# Extracted material start

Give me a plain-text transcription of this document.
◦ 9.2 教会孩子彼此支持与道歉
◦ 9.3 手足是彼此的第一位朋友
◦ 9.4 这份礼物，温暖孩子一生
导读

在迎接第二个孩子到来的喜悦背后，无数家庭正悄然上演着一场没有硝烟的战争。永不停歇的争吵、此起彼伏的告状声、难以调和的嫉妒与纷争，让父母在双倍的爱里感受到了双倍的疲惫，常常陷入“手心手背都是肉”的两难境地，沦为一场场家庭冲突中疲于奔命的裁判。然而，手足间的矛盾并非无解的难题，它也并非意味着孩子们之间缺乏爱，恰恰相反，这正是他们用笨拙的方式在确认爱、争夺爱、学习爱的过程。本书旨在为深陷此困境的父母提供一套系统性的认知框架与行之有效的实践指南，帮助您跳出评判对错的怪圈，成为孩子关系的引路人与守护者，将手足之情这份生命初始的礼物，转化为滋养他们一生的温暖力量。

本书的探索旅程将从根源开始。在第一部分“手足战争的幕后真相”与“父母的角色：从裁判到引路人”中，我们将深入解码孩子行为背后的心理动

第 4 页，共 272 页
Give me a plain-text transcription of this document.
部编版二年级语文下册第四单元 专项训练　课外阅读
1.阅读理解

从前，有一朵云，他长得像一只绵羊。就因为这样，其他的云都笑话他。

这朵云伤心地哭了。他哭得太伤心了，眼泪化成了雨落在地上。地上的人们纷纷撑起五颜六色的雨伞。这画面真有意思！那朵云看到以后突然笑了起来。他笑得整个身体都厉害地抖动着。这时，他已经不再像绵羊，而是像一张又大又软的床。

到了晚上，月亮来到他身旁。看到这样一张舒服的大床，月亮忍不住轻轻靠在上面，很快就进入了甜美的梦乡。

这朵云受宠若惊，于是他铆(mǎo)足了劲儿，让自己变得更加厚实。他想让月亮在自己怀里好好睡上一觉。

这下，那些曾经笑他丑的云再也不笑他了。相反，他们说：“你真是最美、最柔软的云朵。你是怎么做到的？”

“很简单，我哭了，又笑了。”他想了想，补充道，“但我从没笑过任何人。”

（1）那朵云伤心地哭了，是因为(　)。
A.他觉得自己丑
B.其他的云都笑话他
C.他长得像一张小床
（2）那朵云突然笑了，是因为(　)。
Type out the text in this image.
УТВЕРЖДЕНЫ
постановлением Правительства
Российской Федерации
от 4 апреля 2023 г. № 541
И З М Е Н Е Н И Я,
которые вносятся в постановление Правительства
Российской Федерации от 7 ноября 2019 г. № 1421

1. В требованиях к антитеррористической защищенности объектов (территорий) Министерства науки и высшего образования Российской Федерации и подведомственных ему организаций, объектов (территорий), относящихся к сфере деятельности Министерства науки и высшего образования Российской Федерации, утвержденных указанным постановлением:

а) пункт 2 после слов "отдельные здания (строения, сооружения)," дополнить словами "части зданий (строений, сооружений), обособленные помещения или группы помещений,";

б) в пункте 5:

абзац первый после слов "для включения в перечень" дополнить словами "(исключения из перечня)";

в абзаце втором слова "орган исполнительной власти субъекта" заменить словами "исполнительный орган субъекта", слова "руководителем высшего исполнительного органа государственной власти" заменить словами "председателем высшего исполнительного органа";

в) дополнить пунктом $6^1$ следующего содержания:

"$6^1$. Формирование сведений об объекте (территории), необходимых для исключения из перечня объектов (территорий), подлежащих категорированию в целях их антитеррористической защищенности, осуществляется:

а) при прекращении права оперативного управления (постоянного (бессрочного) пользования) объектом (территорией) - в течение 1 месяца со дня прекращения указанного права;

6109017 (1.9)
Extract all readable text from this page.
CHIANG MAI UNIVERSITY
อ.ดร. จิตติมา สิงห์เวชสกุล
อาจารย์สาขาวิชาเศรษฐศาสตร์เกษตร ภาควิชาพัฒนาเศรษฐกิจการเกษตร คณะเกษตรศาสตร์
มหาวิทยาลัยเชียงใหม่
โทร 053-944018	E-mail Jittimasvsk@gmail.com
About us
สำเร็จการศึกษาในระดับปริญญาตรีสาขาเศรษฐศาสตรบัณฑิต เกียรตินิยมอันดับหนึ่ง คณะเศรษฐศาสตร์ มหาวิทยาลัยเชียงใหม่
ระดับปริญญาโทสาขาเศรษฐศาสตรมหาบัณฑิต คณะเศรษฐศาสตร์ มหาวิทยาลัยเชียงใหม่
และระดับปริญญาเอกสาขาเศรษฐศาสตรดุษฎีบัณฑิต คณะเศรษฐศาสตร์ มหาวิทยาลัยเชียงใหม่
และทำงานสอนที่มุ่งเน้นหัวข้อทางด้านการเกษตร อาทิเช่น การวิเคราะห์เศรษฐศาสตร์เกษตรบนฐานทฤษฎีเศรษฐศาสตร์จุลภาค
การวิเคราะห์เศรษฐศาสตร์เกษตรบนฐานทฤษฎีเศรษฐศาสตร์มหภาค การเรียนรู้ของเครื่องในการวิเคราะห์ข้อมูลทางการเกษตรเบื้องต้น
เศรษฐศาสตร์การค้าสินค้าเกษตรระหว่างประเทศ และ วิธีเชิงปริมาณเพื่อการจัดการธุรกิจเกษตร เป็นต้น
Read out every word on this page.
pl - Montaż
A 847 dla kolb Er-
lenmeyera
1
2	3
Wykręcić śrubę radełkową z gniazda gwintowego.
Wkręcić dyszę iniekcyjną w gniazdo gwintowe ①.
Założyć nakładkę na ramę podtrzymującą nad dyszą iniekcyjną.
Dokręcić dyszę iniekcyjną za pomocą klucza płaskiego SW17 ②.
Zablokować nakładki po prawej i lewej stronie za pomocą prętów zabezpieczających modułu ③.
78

# Extracted material end

The exercise: Working from the entries above, return all lines that contain "การว".

Answer to the problem:
และทำงานสอนที่มุ่งเน้นหัวข้อทางด้านการเกษตร อาทิเช่น การวิเคราะห์เศรษฐศาสตร์เกษตรบนฐานทฤษฎีเศรษฐศาสตร์จุลภาค
การวิเคราะห์เศรษฐศาสตร์เกษตรบนฐานทฤษฎีเศรษฐศาสตร์มหภาค การเรียนรู้ของเครื่องในการวิเคราะห์ข้อมูลทางการเกษตรเบื้องต้น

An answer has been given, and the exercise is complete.